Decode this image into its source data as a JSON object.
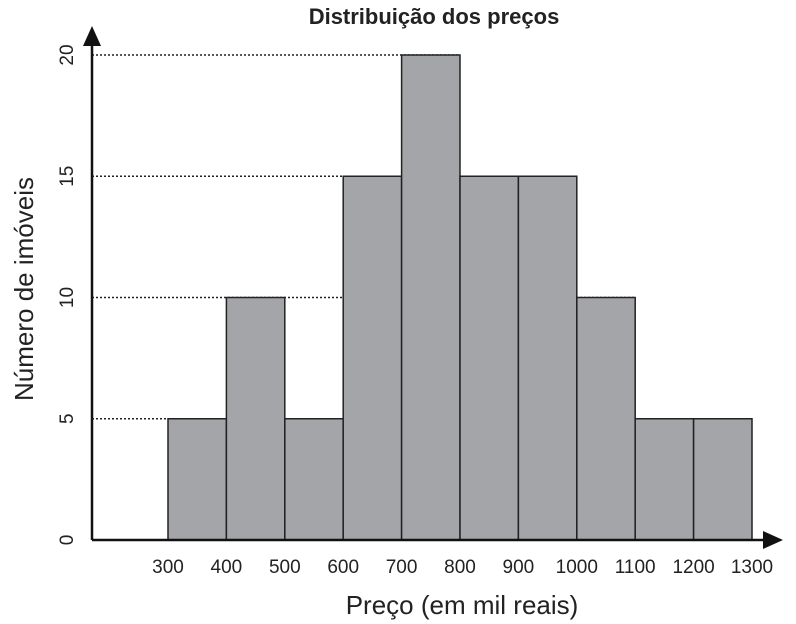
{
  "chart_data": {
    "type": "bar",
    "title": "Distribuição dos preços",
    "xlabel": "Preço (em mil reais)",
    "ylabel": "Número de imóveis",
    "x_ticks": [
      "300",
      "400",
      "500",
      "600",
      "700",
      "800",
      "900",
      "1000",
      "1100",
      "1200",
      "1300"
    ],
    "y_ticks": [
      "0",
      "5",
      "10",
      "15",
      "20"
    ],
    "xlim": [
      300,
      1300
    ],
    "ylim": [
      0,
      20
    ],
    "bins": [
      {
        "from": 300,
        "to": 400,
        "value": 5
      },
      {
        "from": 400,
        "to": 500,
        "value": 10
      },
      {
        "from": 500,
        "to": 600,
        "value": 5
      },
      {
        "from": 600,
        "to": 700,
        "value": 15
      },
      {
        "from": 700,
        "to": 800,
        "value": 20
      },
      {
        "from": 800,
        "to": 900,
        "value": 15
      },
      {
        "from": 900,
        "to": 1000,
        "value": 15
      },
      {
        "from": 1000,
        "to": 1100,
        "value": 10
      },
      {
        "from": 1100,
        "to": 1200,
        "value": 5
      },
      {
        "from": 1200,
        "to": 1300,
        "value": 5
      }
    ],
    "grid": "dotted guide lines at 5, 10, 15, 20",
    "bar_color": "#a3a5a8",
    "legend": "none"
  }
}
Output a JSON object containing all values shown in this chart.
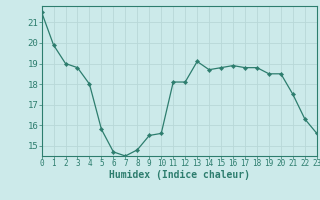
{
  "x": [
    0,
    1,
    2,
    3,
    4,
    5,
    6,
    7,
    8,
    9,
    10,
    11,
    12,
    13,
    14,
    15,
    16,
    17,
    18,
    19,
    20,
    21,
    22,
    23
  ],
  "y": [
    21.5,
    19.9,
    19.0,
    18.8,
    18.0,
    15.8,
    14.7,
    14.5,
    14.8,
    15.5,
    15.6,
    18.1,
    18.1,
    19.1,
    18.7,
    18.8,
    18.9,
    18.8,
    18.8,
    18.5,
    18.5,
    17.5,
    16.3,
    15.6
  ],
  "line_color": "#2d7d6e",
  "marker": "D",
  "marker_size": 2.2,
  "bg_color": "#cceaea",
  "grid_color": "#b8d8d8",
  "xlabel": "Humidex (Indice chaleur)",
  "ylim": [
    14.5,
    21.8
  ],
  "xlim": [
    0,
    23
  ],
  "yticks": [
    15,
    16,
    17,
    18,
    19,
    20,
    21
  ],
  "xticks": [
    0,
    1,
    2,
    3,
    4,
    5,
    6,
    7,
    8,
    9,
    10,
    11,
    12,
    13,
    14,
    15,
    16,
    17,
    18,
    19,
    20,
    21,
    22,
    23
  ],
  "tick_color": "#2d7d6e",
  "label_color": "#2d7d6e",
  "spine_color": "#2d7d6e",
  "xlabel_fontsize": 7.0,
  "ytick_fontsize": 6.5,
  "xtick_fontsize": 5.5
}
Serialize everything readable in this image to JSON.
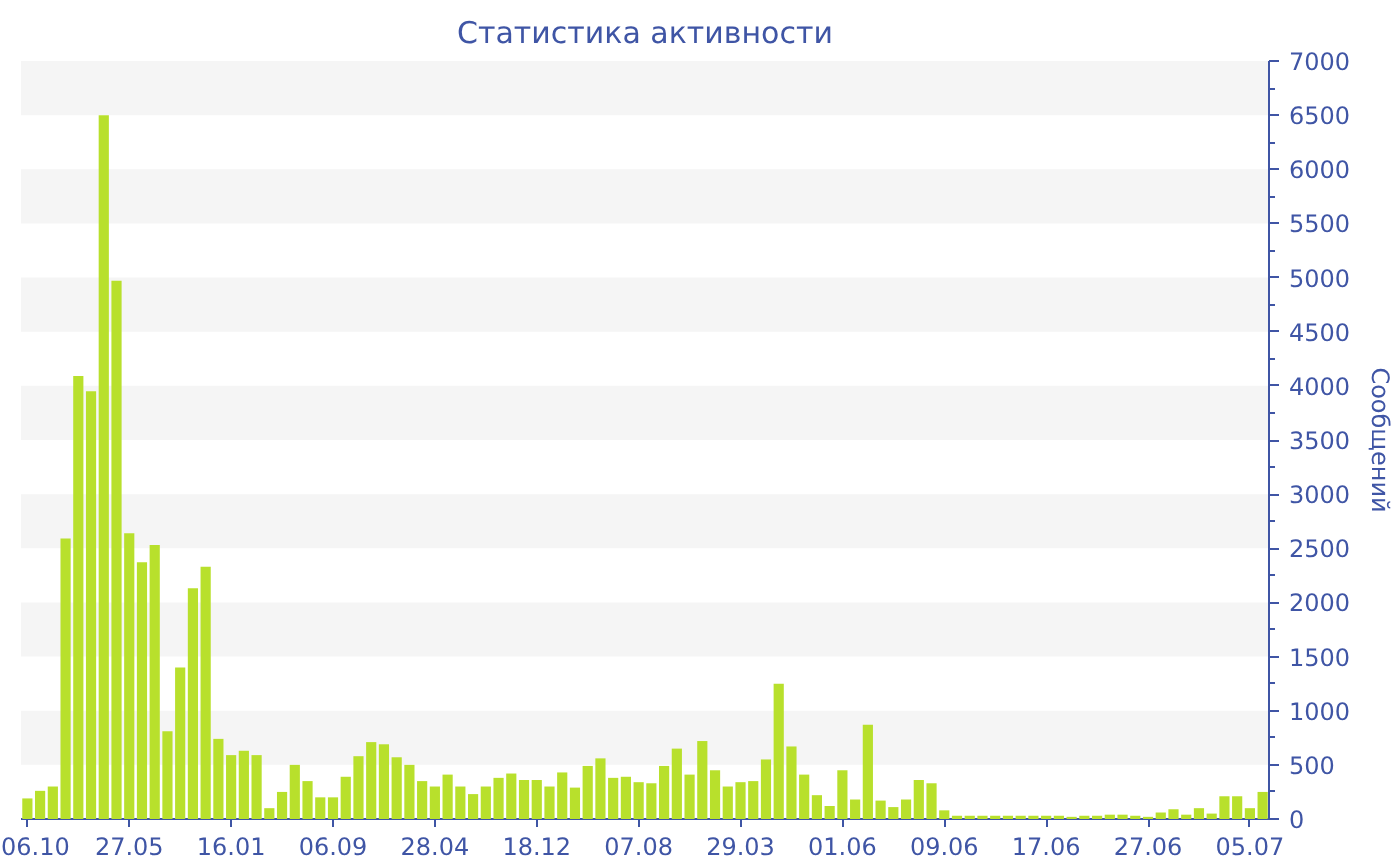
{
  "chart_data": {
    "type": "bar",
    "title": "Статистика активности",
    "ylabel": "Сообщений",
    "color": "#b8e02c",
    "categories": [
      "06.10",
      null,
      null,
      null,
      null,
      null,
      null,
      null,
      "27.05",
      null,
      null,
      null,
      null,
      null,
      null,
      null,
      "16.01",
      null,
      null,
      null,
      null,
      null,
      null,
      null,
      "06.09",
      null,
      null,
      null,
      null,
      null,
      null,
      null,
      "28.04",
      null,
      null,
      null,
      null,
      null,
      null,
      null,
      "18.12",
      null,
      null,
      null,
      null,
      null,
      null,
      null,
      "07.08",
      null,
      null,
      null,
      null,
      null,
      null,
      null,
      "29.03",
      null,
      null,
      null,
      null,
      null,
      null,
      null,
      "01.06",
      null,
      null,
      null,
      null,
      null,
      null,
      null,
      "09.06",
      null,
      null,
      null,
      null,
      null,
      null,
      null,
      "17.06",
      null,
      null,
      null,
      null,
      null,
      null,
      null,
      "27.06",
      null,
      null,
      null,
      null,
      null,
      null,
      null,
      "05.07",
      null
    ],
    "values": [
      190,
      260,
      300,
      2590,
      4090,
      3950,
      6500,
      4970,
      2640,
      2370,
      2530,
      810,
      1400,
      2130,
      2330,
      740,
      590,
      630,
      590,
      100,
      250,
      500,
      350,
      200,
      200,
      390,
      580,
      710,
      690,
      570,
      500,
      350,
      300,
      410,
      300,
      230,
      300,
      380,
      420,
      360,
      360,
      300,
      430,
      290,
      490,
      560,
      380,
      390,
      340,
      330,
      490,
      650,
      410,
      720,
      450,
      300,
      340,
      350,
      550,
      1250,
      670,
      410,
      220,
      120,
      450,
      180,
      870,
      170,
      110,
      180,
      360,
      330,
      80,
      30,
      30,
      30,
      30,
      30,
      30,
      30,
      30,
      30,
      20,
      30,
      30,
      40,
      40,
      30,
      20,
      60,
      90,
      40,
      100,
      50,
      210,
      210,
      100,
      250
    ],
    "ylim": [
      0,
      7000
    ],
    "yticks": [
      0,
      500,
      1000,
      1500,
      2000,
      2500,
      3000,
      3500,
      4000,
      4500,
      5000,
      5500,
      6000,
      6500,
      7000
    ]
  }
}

WORK TO COMPLETE:
Write only the number of lines in the data above that include "title".

ANSWER FOR THIS EXERCISE:
2